*Exercise*:
Locate each line holding the string "ylabel" and copy it.

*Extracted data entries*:

»»

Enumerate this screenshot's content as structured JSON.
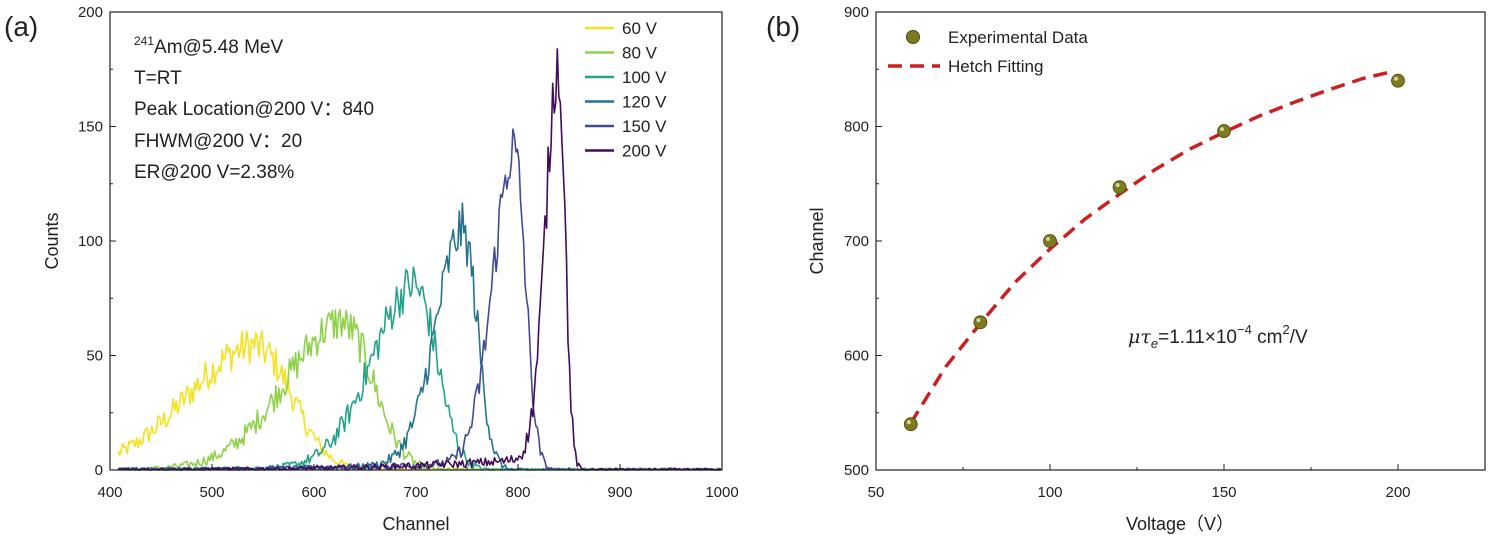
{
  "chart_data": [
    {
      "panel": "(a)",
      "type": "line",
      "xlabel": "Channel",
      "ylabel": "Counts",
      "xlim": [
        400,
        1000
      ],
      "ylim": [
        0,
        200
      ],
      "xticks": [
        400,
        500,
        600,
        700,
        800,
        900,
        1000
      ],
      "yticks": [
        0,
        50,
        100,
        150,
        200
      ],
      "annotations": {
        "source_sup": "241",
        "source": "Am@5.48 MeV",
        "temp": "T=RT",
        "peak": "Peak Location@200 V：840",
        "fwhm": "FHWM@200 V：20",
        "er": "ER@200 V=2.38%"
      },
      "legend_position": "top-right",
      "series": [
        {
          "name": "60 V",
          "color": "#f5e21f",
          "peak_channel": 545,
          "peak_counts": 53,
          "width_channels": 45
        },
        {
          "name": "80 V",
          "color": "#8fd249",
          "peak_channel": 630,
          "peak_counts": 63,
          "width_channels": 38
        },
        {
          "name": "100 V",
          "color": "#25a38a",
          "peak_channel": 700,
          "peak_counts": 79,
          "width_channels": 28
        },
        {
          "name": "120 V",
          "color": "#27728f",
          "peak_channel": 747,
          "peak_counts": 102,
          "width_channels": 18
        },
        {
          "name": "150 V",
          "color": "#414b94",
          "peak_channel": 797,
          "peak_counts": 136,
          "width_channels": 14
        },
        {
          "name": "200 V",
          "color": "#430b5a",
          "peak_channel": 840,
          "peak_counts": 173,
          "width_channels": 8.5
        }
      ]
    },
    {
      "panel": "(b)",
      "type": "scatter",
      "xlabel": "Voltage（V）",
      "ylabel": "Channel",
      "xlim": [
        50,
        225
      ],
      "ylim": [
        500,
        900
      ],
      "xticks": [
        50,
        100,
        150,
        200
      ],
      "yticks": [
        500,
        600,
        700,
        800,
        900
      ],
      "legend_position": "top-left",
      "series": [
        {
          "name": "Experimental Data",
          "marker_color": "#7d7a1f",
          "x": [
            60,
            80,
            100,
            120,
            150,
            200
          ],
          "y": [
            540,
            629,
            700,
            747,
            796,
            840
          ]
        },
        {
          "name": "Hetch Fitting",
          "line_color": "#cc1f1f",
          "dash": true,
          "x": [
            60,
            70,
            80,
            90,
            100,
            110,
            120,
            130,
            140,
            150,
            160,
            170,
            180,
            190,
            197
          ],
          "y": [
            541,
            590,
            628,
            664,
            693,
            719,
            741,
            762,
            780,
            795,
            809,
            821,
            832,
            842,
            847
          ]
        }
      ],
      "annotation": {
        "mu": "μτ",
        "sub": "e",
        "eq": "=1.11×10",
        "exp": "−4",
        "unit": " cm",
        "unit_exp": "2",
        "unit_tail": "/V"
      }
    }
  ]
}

««
»»

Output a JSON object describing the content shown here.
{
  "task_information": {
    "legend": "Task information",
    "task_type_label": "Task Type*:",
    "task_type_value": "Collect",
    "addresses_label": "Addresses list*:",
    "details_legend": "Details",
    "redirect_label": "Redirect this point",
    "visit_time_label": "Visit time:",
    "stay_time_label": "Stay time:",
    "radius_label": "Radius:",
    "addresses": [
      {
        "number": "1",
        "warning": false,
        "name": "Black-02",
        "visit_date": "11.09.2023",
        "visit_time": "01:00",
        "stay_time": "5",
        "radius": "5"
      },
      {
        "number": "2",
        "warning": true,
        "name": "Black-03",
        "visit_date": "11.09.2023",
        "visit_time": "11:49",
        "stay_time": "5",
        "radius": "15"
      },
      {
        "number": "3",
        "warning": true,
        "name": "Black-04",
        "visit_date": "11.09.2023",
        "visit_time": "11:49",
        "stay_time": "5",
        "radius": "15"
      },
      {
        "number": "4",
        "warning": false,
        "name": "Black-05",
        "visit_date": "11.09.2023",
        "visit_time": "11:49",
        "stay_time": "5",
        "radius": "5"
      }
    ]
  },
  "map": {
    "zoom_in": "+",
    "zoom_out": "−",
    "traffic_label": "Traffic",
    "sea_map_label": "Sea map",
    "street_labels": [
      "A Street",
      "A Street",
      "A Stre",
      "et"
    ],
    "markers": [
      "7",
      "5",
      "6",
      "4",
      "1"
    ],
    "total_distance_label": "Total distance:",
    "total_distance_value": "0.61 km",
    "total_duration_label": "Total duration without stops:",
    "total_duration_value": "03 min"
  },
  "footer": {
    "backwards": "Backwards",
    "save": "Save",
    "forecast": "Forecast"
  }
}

««
»»

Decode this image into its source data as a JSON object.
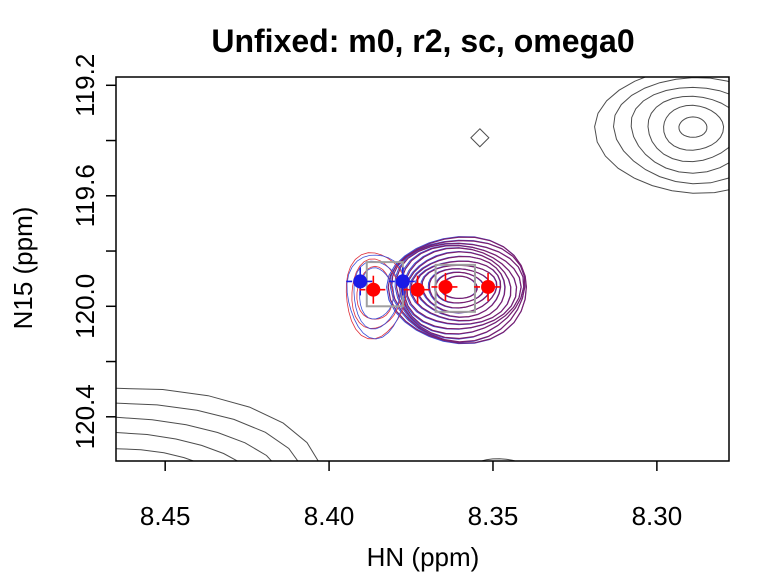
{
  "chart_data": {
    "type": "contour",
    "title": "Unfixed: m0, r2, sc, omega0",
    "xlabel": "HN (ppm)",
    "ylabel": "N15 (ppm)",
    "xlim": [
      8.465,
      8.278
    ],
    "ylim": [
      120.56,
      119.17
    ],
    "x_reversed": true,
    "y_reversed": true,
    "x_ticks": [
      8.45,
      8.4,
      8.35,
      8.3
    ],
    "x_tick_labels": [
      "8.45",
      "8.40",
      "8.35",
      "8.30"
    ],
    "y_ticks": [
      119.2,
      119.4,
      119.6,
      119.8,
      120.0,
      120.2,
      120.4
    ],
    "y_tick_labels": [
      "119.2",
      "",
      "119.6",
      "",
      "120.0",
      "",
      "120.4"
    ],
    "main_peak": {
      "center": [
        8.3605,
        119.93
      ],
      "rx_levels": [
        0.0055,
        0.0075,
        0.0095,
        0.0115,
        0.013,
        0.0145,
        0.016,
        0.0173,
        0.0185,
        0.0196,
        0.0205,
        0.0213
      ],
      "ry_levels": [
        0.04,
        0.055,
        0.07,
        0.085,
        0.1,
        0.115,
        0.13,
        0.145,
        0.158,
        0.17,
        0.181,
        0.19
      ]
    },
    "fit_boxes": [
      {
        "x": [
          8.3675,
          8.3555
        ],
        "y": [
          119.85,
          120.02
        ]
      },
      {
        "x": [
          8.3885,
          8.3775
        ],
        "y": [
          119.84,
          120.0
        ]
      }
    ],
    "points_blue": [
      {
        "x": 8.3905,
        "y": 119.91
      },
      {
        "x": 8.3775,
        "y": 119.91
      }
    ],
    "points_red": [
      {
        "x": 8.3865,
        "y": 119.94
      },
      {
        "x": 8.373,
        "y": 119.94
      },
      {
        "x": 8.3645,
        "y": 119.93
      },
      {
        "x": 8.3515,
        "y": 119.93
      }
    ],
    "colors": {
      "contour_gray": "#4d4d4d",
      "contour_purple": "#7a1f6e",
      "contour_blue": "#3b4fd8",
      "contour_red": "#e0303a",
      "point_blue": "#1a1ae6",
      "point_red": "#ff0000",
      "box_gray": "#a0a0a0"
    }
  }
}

««

*Solution to this problem*:
      "ylabel": "Counts",
      "ylabel": "Channel",
    "ylabel": "N15 (ppm)",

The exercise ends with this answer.